> [Task to carry out] Leave out any picture and return the remaining listing below exactly as given.

> [Records]
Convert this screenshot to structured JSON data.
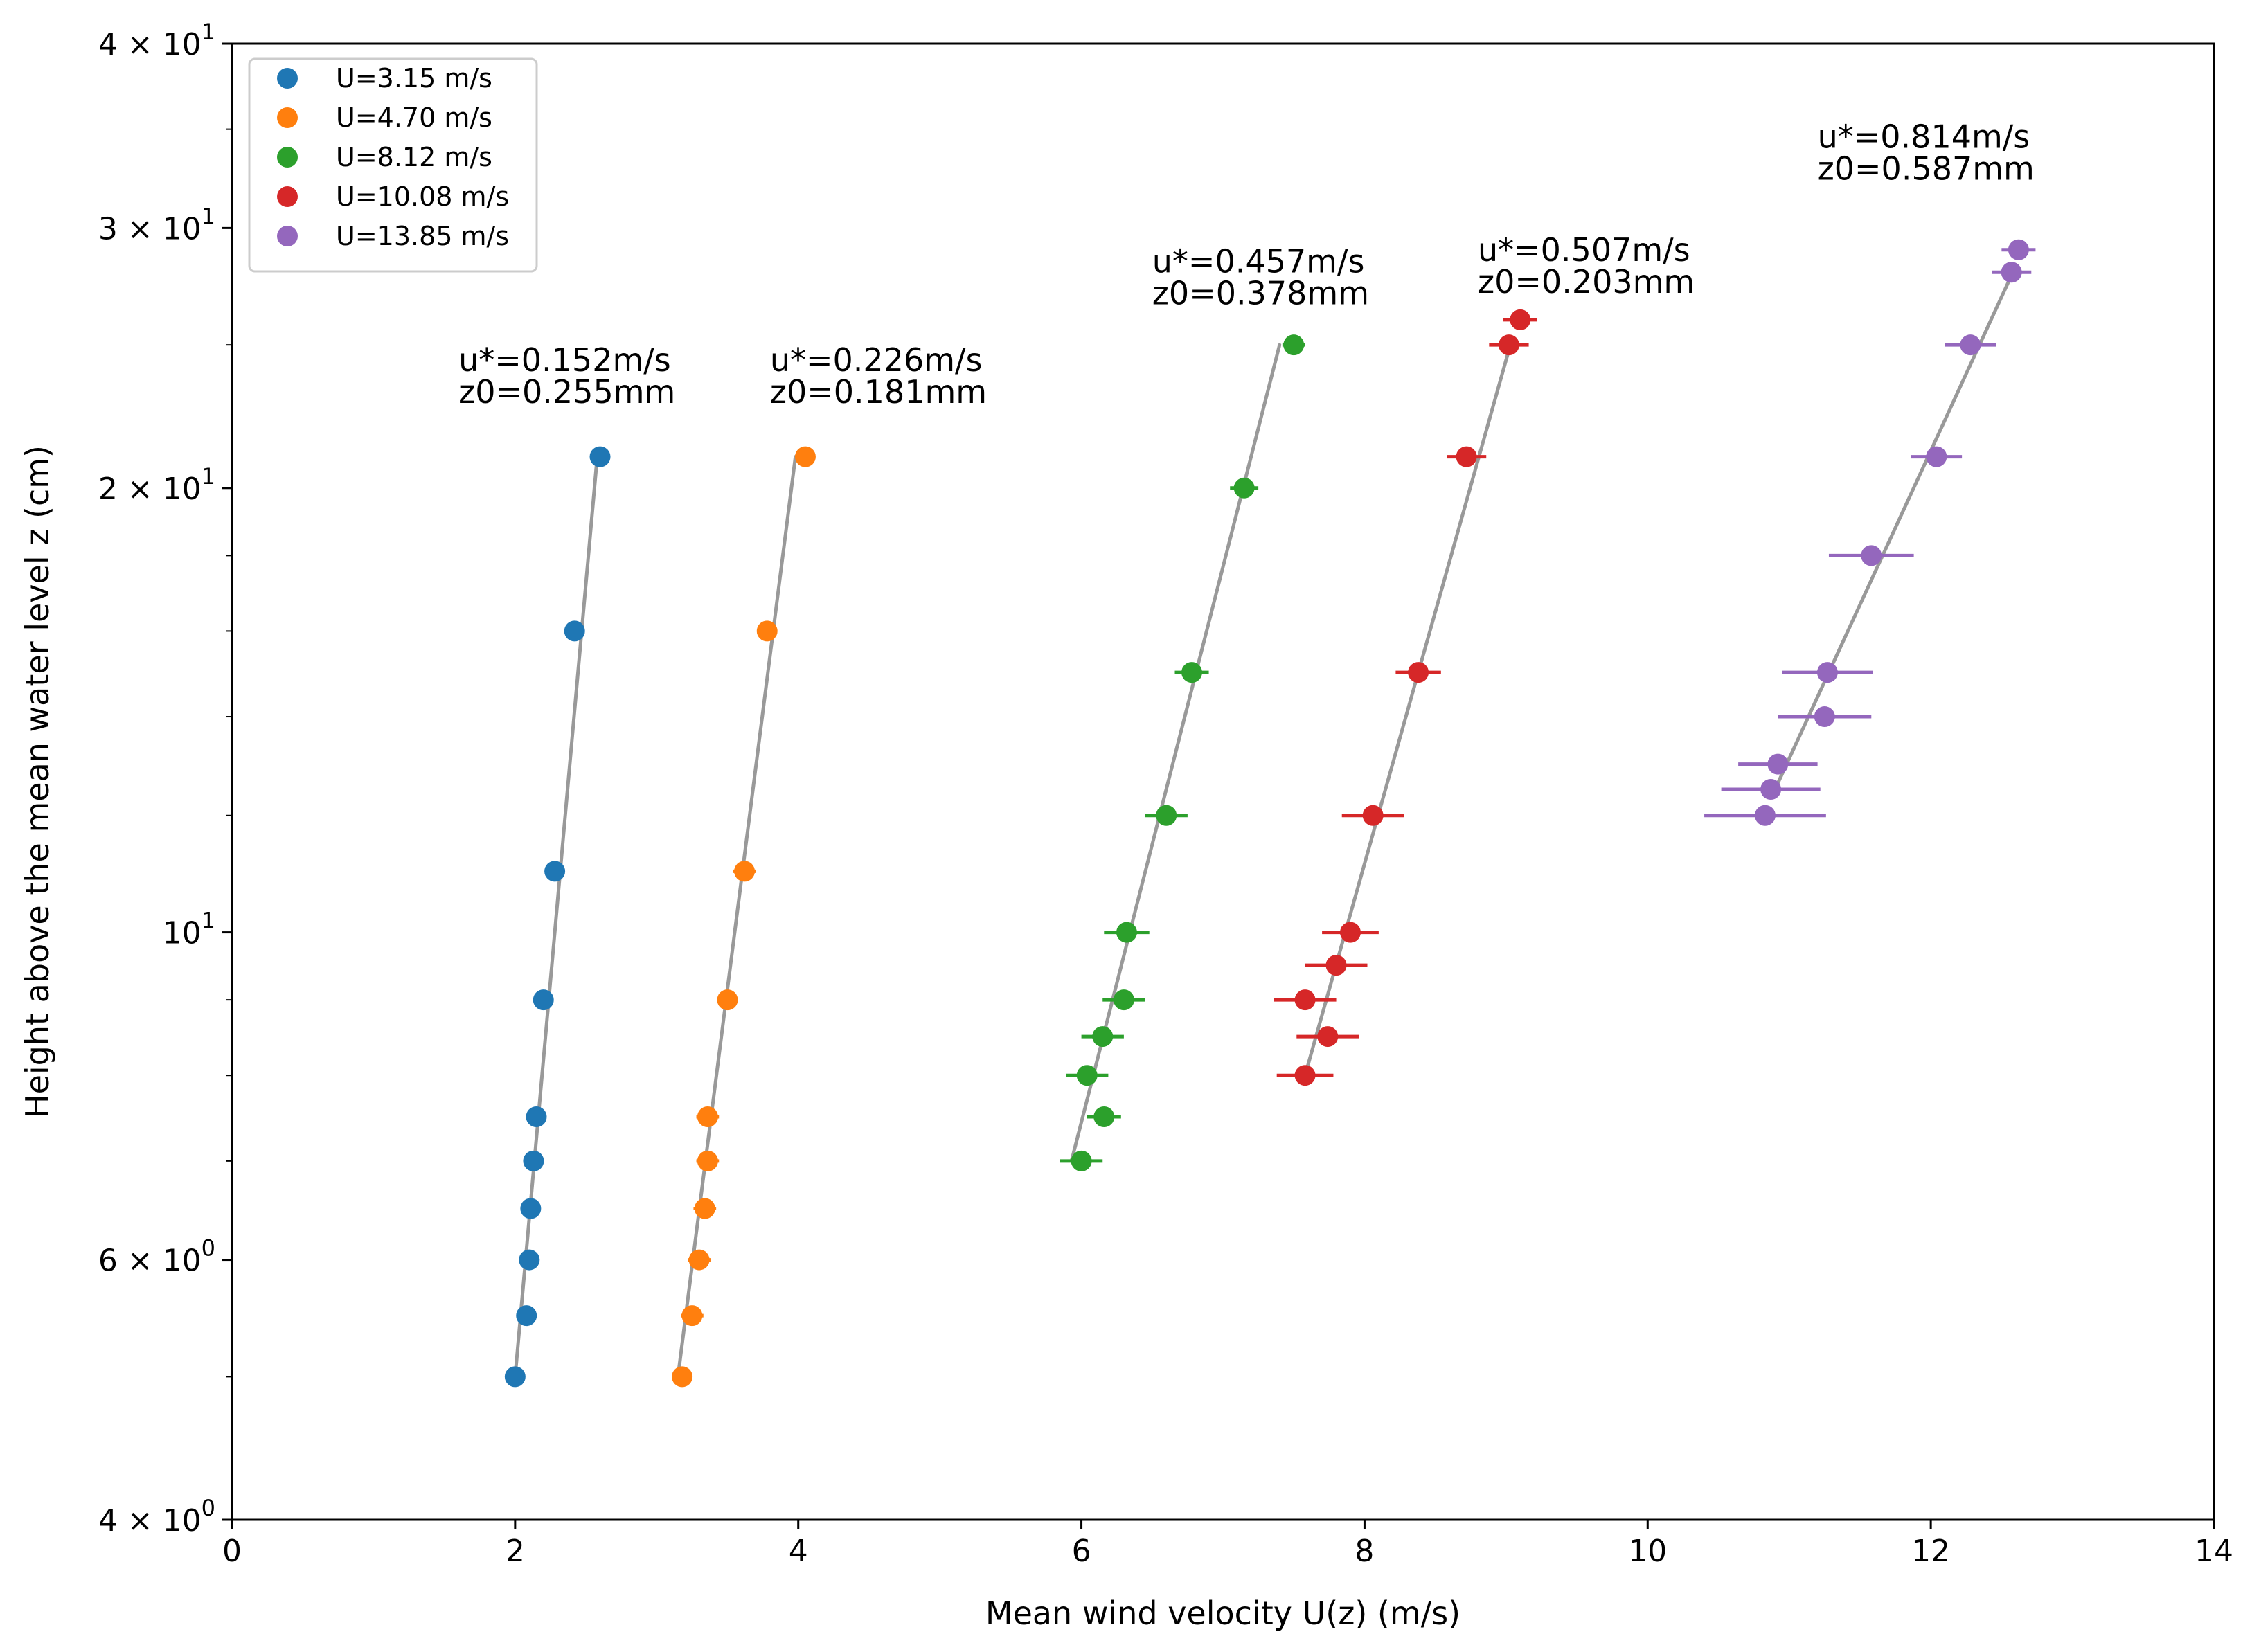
{
  "chart_data": {
    "type": "scatter",
    "title": "",
    "xlabel": "Mean wind velocity U(z) (m/s)",
    "ylabel": "Height above the mean water level z (cm)",
    "xlim": [
      0,
      14
    ],
    "ylim": [
      4,
      40
    ],
    "yscale": "log",
    "grid": false,
    "legend_position": "top-left",
    "x_ticks": [
      {
        "value": 0,
        "label": "0"
      },
      {
        "value": 2,
        "label": "2"
      },
      {
        "value": 4,
        "label": "4"
      },
      {
        "value": 6,
        "label": "6"
      },
      {
        "value": 8,
        "label": "8"
      },
      {
        "value": 10,
        "label": "10"
      },
      {
        "value": 12,
        "label": "12"
      },
      {
        "value": 14,
        "label": "14"
      }
    ],
    "y_ticks": [
      {
        "value": 4,
        "mant": "4",
        "exp": "0"
      },
      {
        "value": 6,
        "mant": "6",
        "exp": "0"
      },
      {
        "value": 10,
        "mant": "",
        "exp": "1"
      },
      {
        "value": 20,
        "mant": "2",
        "exp": "1"
      },
      {
        "value": 30,
        "mant": "3",
        "exp": "1"
      },
      {
        "value": 40,
        "mant": "4",
        "exp": "1"
      }
    ],
    "series": [
      {
        "name": "U=3.15 m/s",
        "color": "#1f77b4",
        "annotation": [
          "u*=0.152m/s",
          "z0=0.255mm"
        ],
        "annotation_anchor": {
          "x": 1.6,
          "z": 24.0
        },
        "fit": {
          "x": [
            2.0,
            2.58
          ],
          "z": [
            5.0,
            21.0
          ]
        },
        "points": [
          {
            "x": 2.6,
            "z": 21.0,
            "err": 0.03
          },
          {
            "x": 2.42,
            "z": 16.0,
            "err": 0.03
          },
          {
            "x": 2.28,
            "z": 11.0,
            "err": 0.03
          },
          {
            "x": 2.2,
            "z": 9.0,
            "err": 0.03
          },
          {
            "x": 2.15,
            "z": 7.5,
            "err": 0.03
          },
          {
            "x": 2.13,
            "z": 7.0,
            "err": 0.03
          },
          {
            "x": 2.11,
            "z": 6.5,
            "err": 0.03
          },
          {
            "x": 2.1,
            "z": 6.0,
            "err": 0.03
          },
          {
            "x": 2.08,
            "z": 5.5,
            "err": 0.03
          },
          {
            "x": 2.0,
            "z": 5.0,
            "err": 0.03
          }
        ]
      },
      {
        "name": "U=4.70 m/s",
        "color": "#ff7f0e",
        "annotation": [
          "u*=0.226m/s",
          "z0=0.181mm"
        ],
        "annotation_anchor": {
          "x": 3.8,
          "z": 24.0
        },
        "fit": {
          "x": [
            3.15,
            3.98
          ],
          "z": [
            5.0,
            21.0
          ]
        },
        "points": [
          {
            "x": 4.05,
            "z": 21.0,
            "err": 0.05
          },
          {
            "x": 3.78,
            "z": 16.0,
            "err": 0.05
          },
          {
            "x": 3.62,
            "z": 11.0,
            "err": 0.08
          },
          {
            "x": 3.5,
            "z": 9.0,
            "err": 0.06
          },
          {
            "x": 3.36,
            "z": 7.5,
            "err": 0.08
          },
          {
            "x": 3.36,
            "z": 7.0,
            "err": 0.08
          },
          {
            "x": 3.34,
            "z": 6.5,
            "err": 0.08
          },
          {
            "x": 3.3,
            "z": 6.0,
            "err": 0.08
          },
          {
            "x": 3.25,
            "z": 5.5,
            "err": 0.08
          },
          {
            "x": 3.18,
            "z": 5.0,
            "err": 0.06
          }
        ]
      },
      {
        "name": "U=8.12 m/s",
        "color": "#2ca02c",
        "annotation": [
          "u*=0.457m/s",
          "z0=0.378mm"
        ],
        "annotation_anchor": {
          "x": 6.5,
          "z": 28.0
        },
        "fit": {
          "x": [
            5.93,
            7.4
          ],
          "z": [
            7.0,
            25.0
          ]
        },
        "points": [
          {
            "x": 7.5,
            "z": 25.0,
            "err": 0.08
          },
          {
            "x": 7.15,
            "z": 20.0,
            "err": 0.1
          },
          {
            "x": 6.78,
            "z": 15.0,
            "err": 0.12
          },
          {
            "x": 6.6,
            "z": 12.0,
            "err": 0.15
          },
          {
            "x": 6.32,
            "z": 10.0,
            "err": 0.16
          },
          {
            "x": 6.3,
            "z": 9.0,
            "err": 0.15
          },
          {
            "x": 6.15,
            "z": 8.5,
            "err": 0.15
          },
          {
            "x": 6.04,
            "z": 8.0,
            "err": 0.15
          },
          {
            "x": 6.16,
            "z": 7.5,
            "err": 0.12
          },
          {
            "x": 6.0,
            "z": 7.0,
            "err": 0.15
          }
        ]
      },
      {
        "name": "U=10.08 m/s",
        "color": "#d62728",
        "annotation": [
          "u*=0.507m/s",
          "z0=0.203mm"
        ],
        "annotation_anchor": {
          "x": 8.8,
          "z": 28.5
        },
        "fit": {
          "x": [
            7.58,
            9.03
          ],
          "z": [
            8.0,
            25.0
          ]
        },
        "points": [
          {
            "x": 9.1,
            "z": 26.0,
            "err": 0.12
          },
          {
            "x": 9.02,
            "z": 25.0,
            "err": 0.14
          },
          {
            "x": 8.72,
            "z": 21.0,
            "err": 0.14
          },
          {
            "x": 8.38,
            "z": 15.0,
            "err": 0.16
          },
          {
            "x": 8.06,
            "z": 12.0,
            "err": 0.22
          },
          {
            "x": 7.9,
            "z": 10.0,
            "err": 0.2
          },
          {
            "x": 7.8,
            "z": 9.5,
            "err": 0.22
          },
          {
            "x": 7.58,
            "z": 9.0,
            "err": 0.22
          },
          {
            "x": 7.74,
            "z": 8.5,
            "err": 0.22
          },
          {
            "x": 7.58,
            "z": 8.0,
            "err": 0.2
          }
        ]
      },
      {
        "name": "U=13.85 m/s",
        "color": "#9467bd",
        "annotation": [
          "u*=0.814m/s",
          "z0=0.587mm"
        ],
        "annotation_anchor": {
          "x": 11.2,
          "z": 34.0
        },
        "fit": {
          "x": [
            10.9,
            12.58
          ],
          "z": [
            12.5,
            28.0
          ]
        },
        "points": [
          {
            "x": 12.62,
            "z": 29.0,
            "err": 0.12
          },
          {
            "x": 12.57,
            "z": 28.0,
            "err": 0.14
          },
          {
            "x": 12.28,
            "z": 25.0,
            "err": 0.18
          },
          {
            "x": 12.04,
            "z": 21.0,
            "err": 0.18
          },
          {
            "x": 11.58,
            "z": 18.0,
            "err": 0.3
          },
          {
            "x": 11.27,
            "z": 15.0,
            "err": 0.32
          },
          {
            "x": 11.25,
            "z": 14.0,
            "err": 0.33
          },
          {
            "x": 10.92,
            "z": 13.0,
            "err": 0.28
          },
          {
            "x": 10.87,
            "z": 12.5,
            "err": 0.35
          },
          {
            "x": 10.83,
            "z": 12.0,
            "err": 0.43
          }
        ]
      }
    ]
  }
}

> [Response]
Convert this screenshot to structured JSON data.
{
  "chart_data": {
    "type": "scatter",
    "title": "",
    "xlabel": "Mean wind velocity U(z) (m/s)",
    "ylabel": "Height above the mean water level z (cm)",
    "xlim": [
      0,
      14
    ],
    "ylim": [
      4,
      40
    ],
    "yscale": "log",
    "grid": false,
    "legend_position": "top-left",
    "x_ticks": [
      {
        "value": 0,
        "label": "0"
      },
      {
        "value": 2,
        "label": "2"
      },
      {
        "value": 4,
        "label": "4"
      },
      {
        "value": 6,
        "label": "6"
      },
      {
        "value": 8,
        "label": "8"
      },
      {
        "value": 10,
        "label": "10"
      },
      {
        "value": 12,
        "label": "12"
      },
      {
        "value": 14,
        "label": "14"
      }
    ],
    "y_ticks": [
      {
        "value": 4,
        "mant": "4",
        "exp": "0"
      },
      {
        "value": 6,
        "mant": "6",
        "exp": "0"
      },
      {
        "value": 10,
        "mant": "",
        "exp": "1"
      },
      {
        "value": 20,
        "mant": "2",
        "exp": "1"
      },
      {
        "value": 30,
        "mant": "3",
        "exp": "1"
      },
      {
        "value": 40,
        "mant": "4",
        "exp": "1"
      }
    ],
    "series": [
      {
        "name": "U=3.15 m/s",
        "color": "#1f77b4",
        "annotation": [
          "u*=0.152m/s",
          "z0=0.255mm"
        ],
        "annotation_anchor": {
          "x": 1.6,
          "z": 24.0
        },
        "fit": {
          "x": [
            2.0,
            2.58
          ],
          "z": [
            5.0,
            21.0
          ]
        },
        "points": [
          {
            "x": 2.6,
            "z": 21.0,
            "err": 0.03
          },
          {
            "x": 2.42,
            "z": 16.0,
            "err": 0.03
          },
          {
            "x": 2.28,
            "z": 11.0,
            "err": 0.03
          },
          {
            "x": 2.2,
            "z": 9.0,
            "err": 0.03
          },
          {
            "x": 2.15,
            "z": 7.5,
            "err": 0.03
          },
          {
            "x": 2.13,
            "z": 7.0,
            "err": 0.03
          },
          {
            "x": 2.11,
            "z": 6.5,
            "err": 0.03
          },
          {
            "x": 2.1,
            "z": 6.0,
            "err": 0.03
          },
          {
            "x": 2.08,
            "z": 5.5,
            "err": 0.03
          },
          {
            "x": 2.0,
            "z": 5.0,
            "err": 0.03
          }
        ]
      },
      {
        "name": "U=4.70 m/s",
        "color": "#ff7f0e",
        "annotation": [
          "u*=0.226m/s",
          "z0=0.181mm"
        ],
        "annotation_anchor": {
          "x": 3.8,
          "z": 24.0
        },
        "fit": {
          "x": [
            3.15,
            3.98
          ],
          "z": [
            5.0,
            21.0
          ]
        },
        "points": [
          {
            "x": 4.05,
            "z": 21.0,
            "err": 0.05
          },
          {
            "x": 3.78,
            "z": 16.0,
            "err": 0.05
          },
          {
            "x": 3.62,
            "z": 11.0,
            "err": 0.08
          },
          {
            "x": 3.5,
            "z": 9.0,
            "err": 0.06
          },
          {
            "x": 3.36,
            "z": 7.5,
            "err": 0.08
          },
          {
            "x": 3.36,
            "z": 7.0,
            "err": 0.08
          },
          {
            "x": 3.34,
            "z": 6.5,
            "err": 0.08
          },
          {
            "x": 3.3,
            "z": 6.0,
            "err": 0.08
          },
          {
            "x": 3.25,
            "z": 5.5,
            "err": 0.08
          },
          {
            "x": 3.18,
            "z": 5.0,
            "err": 0.06
          }
        ]
      },
      {
        "name": "U=8.12 m/s",
        "color": "#2ca02c",
        "annotation": [
          "u*=0.457m/s",
          "z0=0.378mm"
        ],
        "annotation_anchor": {
          "x": 6.5,
          "z": 28.0
        },
        "fit": {
          "x": [
            5.93,
            7.4
          ],
          "z": [
            7.0,
            25.0
          ]
        },
        "points": [
          {
            "x": 7.5,
            "z": 25.0,
            "err": 0.08
          },
          {
            "x": 7.15,
            "z": 20.0,
            "err": 0.1
          },
          {
            "x": 6.78,
            "z": 15.0,
            "err": 0.12
          },
          {
            "x": 6.6,
            "z": 12.0,
            "err": 0.15
          },
          {
            "x": 6.32,
            "z": 10.0,
            "err": 0.16
          },
          {
            "x": 6.3,
            "z": 9.0,
            "err": 0.15
          },
          {
            "x": 6.15,
            "z": 8.5,
            "err": 0.15
          },
          {
            "x": 6.04,
            "z": 8.0,
            "err": 0.15
          },
          {
            "x": 6.16,
            "z": 7.5,
            "err": 0.12
          },
          {
            "x": 6.0,
            "z": 7.0,
            "err": 0.15
          }
        ]
      },
      {
        "name": "U=10.08 m/s",
        "color": "#d62728",
        "annotation": [
          "u*=0.507m/s",
          "z0=0.203mm"
        ],
        "annotation_anchor": {
          "x": 8.8,
          "z": 28.5
        },
        "fit": {
          "x": [
            7.58,
            9.03
          ],
          "z": [
            8.0,
            25.0
          ]
        },
        "points": [
          {
            "x": 9.1,
            "z": 26.0,
            "err": 0.12
          },
          {
            "x": 9.02,
            "z": 25.0,
            "err": 0.14
          },
          {
            "x": 8.72,
            "z": 21.0,
            "err": 0.14
          },
          {
            "x": 8.38,
            "z": 15.0,
            "err": 0.16
          },
          {
            "x": 8.06,
            "z": 12.0,
            "err": 0.22
          },
          {
            "x": 7.9,
            "z": 10.0,
            "err": 0.2
          },
          {
            "x": 7.8,
            "z": 9.5,
            "err": 0.22
          },
          {
            "x": 7.58,
            "z": 9.0,
            "err": 0.22
          },
          {
            "x": 7.74,
            "z": 8.5,
            "err": 0.22
          },
          {
            "x": 7.58,
            "z": 8.0,
            "err": 0.2
          }
        ]
      },
      {
        "name": "U=13.85 m/s",
        "color": "#9467bd",
        "annotation": [
          "u*=0.814m/s",
          "z0=0.587mm"
        ],
        "annotation_anchor": {
          "x": 11.2,
          "z": 34.0
        },
        "fit": {
          "x": [
            10.9,
            12.58
          ],
          "z": [
            12.5,
            28.0
          ]
        },
        "points": [
          {
            "x": 12.62,
            "z": 29.0,
            "err": 0.12
          },
          {
            "x": 12.57,
            "z": 28.0,
            "err": 0.14
          },
          {
            "x": 12.28,
            "z": 25.0,
            "err": 0.18
          },
          {
            "x": 12.04,
            "z": 21.0,
            "err": 0.18
          },
          {
            "x": 11.58,
            "z": 18.0,
            "err": 0.3
          },
          {
            "x": 11.27,
            "z": 15.0,
            "err": 0.32
          },
          {
            "x": 11.25,
            "z": 14.0,
            "err": 0.33
          },
          {
            "x": 10.92,
            "z": 13.0,
            "err": 0.28
          },
          {
            "x": 10.87,
            "z": 12.5,
            "err": 0.35
          },
          {
            "x": 10.83,
            "z": 12.0,
            "err": 0.43
          }
        ]
      }
    ]
  }
}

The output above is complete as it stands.